_Rows_
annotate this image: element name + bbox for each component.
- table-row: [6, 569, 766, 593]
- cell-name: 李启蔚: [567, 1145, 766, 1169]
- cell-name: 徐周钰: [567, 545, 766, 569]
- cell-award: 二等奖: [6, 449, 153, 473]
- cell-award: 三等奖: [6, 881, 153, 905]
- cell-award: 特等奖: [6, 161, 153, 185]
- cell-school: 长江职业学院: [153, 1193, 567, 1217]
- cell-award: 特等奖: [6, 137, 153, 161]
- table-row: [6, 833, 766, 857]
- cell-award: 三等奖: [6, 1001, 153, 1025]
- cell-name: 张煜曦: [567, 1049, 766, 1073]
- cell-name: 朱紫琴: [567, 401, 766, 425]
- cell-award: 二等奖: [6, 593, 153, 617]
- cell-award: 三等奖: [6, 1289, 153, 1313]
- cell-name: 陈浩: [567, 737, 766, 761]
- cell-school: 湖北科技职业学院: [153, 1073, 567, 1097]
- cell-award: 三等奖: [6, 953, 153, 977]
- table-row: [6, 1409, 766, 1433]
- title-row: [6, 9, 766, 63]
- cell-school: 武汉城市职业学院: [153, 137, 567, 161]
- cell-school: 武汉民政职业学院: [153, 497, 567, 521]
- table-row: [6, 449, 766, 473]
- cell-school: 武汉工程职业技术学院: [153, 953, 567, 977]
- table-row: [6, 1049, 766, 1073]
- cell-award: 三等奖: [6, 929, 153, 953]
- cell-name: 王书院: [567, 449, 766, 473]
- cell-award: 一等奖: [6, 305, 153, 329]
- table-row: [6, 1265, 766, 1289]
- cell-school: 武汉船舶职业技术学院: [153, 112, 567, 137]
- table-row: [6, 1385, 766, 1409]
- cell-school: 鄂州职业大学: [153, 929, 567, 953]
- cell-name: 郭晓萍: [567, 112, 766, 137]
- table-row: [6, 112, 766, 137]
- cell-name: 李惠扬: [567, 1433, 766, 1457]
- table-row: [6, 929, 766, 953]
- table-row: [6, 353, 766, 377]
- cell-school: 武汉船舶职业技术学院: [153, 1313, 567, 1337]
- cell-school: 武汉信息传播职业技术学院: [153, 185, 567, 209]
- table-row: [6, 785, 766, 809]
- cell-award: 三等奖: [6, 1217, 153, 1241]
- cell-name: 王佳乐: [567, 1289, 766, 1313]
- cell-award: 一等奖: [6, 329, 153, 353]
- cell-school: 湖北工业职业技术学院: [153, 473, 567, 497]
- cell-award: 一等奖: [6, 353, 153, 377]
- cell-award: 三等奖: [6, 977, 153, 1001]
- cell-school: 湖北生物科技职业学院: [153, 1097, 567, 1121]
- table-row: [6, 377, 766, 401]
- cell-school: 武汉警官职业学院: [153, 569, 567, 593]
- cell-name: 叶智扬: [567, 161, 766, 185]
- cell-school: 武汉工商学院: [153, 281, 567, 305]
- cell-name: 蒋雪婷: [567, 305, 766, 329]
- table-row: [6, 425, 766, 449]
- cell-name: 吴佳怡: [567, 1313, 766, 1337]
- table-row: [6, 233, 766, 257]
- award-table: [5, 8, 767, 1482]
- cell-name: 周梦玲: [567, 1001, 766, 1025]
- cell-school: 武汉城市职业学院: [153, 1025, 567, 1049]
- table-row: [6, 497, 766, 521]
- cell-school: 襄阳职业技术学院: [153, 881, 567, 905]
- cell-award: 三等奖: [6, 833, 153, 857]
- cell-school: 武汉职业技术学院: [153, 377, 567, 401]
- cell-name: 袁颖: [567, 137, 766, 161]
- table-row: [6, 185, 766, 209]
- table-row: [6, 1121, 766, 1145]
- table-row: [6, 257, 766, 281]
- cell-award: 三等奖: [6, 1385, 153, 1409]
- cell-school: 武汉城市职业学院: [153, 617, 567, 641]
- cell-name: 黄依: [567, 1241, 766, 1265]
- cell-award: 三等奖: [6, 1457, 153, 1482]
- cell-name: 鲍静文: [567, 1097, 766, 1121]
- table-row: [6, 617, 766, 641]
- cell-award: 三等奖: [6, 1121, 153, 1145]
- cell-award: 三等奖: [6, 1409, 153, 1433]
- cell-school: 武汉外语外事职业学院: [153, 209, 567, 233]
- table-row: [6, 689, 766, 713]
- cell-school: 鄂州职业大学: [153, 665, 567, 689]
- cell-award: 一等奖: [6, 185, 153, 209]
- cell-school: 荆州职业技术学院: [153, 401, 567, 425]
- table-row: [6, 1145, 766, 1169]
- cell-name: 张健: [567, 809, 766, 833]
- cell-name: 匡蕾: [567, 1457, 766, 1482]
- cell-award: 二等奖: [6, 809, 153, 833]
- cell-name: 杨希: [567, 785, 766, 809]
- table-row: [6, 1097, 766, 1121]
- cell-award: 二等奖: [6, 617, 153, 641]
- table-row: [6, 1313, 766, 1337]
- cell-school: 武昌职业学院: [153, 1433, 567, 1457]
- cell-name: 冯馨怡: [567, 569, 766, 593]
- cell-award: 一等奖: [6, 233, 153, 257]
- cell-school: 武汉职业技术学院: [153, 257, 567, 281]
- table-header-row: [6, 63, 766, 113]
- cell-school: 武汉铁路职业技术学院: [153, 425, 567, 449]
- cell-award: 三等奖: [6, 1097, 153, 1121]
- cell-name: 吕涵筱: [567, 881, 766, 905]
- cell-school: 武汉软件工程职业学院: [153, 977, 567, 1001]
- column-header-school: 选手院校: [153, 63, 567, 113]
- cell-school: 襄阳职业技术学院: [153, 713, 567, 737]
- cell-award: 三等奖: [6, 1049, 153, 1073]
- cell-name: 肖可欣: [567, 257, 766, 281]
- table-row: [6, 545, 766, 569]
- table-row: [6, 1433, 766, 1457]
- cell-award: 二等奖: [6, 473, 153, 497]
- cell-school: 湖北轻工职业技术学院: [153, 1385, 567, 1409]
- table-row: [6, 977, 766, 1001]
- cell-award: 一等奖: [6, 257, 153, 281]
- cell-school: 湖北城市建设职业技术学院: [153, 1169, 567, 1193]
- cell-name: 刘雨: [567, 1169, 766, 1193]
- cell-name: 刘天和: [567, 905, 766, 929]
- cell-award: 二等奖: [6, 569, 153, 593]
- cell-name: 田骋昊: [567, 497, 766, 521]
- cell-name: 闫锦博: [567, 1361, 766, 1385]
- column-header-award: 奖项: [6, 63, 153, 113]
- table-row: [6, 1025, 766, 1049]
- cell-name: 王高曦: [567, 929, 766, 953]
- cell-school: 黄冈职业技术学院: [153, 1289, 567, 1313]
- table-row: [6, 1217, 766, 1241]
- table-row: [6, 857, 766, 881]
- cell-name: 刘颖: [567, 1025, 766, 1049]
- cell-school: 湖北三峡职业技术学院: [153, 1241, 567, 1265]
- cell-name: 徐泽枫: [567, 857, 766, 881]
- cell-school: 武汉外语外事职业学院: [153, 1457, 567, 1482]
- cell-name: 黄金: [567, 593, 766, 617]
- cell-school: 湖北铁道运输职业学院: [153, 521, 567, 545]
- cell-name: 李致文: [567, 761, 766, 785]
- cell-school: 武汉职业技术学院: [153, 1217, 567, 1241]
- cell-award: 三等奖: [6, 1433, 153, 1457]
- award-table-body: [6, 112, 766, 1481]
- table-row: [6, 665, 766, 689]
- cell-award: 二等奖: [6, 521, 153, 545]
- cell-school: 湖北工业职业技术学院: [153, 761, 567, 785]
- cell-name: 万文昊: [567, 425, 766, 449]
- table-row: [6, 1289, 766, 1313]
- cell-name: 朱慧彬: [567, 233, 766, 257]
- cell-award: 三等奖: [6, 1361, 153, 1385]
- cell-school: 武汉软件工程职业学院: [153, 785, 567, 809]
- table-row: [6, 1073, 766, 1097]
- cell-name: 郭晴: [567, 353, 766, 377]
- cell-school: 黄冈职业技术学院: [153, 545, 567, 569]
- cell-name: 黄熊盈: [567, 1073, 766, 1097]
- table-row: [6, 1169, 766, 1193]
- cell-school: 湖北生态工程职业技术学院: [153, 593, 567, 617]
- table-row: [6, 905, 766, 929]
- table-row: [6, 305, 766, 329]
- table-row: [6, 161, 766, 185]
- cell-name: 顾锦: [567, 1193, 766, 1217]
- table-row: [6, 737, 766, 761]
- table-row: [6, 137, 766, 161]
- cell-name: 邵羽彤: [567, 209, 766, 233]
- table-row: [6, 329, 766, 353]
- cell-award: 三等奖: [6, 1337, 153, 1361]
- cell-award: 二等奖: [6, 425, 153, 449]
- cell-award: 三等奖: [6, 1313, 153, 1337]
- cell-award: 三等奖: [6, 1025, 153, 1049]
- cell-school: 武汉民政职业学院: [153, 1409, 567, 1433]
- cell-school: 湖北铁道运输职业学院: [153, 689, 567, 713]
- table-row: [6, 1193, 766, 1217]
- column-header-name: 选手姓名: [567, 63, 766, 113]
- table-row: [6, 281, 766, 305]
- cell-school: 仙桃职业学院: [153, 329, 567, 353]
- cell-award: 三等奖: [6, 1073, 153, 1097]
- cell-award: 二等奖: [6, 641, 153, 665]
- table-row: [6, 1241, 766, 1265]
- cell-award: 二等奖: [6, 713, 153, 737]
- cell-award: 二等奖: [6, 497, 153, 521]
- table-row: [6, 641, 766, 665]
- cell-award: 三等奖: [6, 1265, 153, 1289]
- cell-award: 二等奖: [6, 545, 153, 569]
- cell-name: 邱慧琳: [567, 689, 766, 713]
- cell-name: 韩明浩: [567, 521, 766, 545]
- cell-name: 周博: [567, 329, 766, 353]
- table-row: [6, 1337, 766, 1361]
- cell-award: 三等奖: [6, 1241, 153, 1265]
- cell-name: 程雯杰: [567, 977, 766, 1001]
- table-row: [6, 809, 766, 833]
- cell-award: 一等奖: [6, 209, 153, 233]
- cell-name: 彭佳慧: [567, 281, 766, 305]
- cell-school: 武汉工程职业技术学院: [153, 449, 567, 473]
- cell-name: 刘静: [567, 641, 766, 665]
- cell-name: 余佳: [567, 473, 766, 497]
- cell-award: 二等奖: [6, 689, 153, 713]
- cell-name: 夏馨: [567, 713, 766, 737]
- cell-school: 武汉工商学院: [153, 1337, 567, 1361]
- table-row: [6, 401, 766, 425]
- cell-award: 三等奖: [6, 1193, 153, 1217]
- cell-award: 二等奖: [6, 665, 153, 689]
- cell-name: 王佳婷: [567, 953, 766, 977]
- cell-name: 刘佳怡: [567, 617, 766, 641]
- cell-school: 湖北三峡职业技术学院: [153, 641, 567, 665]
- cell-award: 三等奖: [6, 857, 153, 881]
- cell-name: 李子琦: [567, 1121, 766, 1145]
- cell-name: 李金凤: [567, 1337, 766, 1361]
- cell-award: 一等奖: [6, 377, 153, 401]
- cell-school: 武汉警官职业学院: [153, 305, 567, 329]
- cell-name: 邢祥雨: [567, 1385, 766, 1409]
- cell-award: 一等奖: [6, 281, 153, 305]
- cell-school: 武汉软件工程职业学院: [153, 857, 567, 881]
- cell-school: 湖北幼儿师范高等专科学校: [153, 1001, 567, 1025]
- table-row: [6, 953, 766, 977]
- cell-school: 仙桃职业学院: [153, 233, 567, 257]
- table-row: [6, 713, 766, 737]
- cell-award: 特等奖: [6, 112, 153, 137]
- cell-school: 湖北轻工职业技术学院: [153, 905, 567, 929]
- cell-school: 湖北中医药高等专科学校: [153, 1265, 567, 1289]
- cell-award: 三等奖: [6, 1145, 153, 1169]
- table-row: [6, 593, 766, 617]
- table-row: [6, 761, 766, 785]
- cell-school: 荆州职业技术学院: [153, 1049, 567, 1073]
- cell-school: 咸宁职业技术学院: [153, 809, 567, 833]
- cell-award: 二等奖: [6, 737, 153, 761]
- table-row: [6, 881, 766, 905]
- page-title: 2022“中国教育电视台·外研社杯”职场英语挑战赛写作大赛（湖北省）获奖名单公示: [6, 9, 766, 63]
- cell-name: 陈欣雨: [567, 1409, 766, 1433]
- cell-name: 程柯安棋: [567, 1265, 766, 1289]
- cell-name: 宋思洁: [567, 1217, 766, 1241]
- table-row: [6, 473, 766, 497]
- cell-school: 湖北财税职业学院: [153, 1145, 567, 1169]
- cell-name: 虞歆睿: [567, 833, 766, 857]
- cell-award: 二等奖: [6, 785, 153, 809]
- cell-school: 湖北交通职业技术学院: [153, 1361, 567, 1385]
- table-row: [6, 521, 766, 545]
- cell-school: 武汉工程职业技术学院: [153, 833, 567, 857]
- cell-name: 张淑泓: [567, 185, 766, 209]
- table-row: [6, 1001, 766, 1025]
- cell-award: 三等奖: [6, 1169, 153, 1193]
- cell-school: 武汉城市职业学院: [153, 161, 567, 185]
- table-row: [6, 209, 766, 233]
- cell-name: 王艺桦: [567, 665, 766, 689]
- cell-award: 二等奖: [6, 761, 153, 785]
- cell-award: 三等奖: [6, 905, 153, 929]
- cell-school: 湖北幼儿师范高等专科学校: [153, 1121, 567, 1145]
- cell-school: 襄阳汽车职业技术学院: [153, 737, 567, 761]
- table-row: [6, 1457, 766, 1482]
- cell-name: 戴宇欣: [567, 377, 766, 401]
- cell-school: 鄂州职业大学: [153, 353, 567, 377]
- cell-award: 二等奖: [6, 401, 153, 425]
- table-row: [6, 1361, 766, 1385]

_What you need to do_
Reproduce the items above verbatim, from their first line through the line containing "- cell-school: 武汉警官职业学院: [153, 569, 567, 593]", with both of those lines included.

_Task response_
annotate this image: element name + bbox for each component.
- table-row: [6, 569, 766, 593]
- cell-name: 李启蔚: [567, 1145, 766, 1169]
- cell-name: 徐周钰: [567, 545, 766, 569]
- cell-award: 二等奖: [6, 449, 153, 473]
- cell-award: 三等奖: [6, 881, 153, 905]
- cell-award: 特等奖: [6, 161, 153, 185]
- cell-school: 长江职业学院: [153, 1193, 567, 1217]
- cell-award: 特等奖: [6, 137, 153, 161]
- table-row: [6, 833, 766, 857]
- cell-award: 三等奖: [6, 1001, 153, 1025]
- cell-name: 张煜曦: [567, 1049, 766, 1073]
- cell-name: 朱紫琴: [567, 401, 766, 425]
- cell-award: 二等奖: [6, 593, 153, 617]
- cell-award: 三等奖: [6, 1289, 153, 1313]
- cell-name: 陈浩: [567, 737, 766, 761]
- cell-school: 湖北科技职业学院: [153, 1073, 567, 1097]
- cell-award: 三等奖: [6, 953, 153, 977]
- table-row: [6, 1409, 766, 1433]
- title-row: [6, 9, 766, 63]
- cell-school: 武汉城市职业学院: [153, 137, 567, 161]
- cell-school: 武汉民政职业学院: [153, 497, 567, 521]
- table-row: [6, 449, 766, 473]
- cell-school: 武汉工程职业技术学院: [153, 953, 567, 977]
- table-row: [6, 1049, 766, 1073]
- cell-award: 三等奖: [6, 929, 153, 953]
- cell-name: 王书院: [567, 449, 766, 473]
- cell-award: 一等奖: [6, 305, 153, 329]
- table-row: [6, 1265, 766, 1289]
- cell-school: 武汉船舶职业技术学院: [153, 112, 567, 137]
- table-row: [6, 1385, 766, 1409]
- cell-school: 鄂州职业大学: [153, 929, 567, 953]
- cell-name: 郭晓萍: [567, 112, 766, 137]
- table-row: [6, 112, 766, 137]
- cell-name: 李惠扬: [567, 1433, 766, 1457]
- table-row: [6, 929, 766, 953]
- table-row: [6, 353, 766, 377]
- cell-school: 武汉船舶职业技术学院: [153, 1313, 567, 1337]
- cell-school: 武汉信息传播职业技术学院: [153, 185, 567, 209]
- table-row: [6, 785, 766, 809]
- cell-award: 三等奖: [6, 1217, 153, 1241]
- cell-name: 王佳乐: [567, 1289, 766, 1313]
- cell-award: 一等奖: [6, 329, 153, 353]
- cell-school: 湖北工业职业技术学院: [153, 473, 567, 497]
- cell-award: 一等奖: [6, 353, 153, 377]
- cell-award: 三等奖: [6, 977, 153, 1001]
- cell-school: 湖北生物科技职业学院: [153, 1097, 567, 1121]
- table-row: [6, 377, 766, 401]
- cell-school: 武汉警官职业学院: [153, 569, 567, 593]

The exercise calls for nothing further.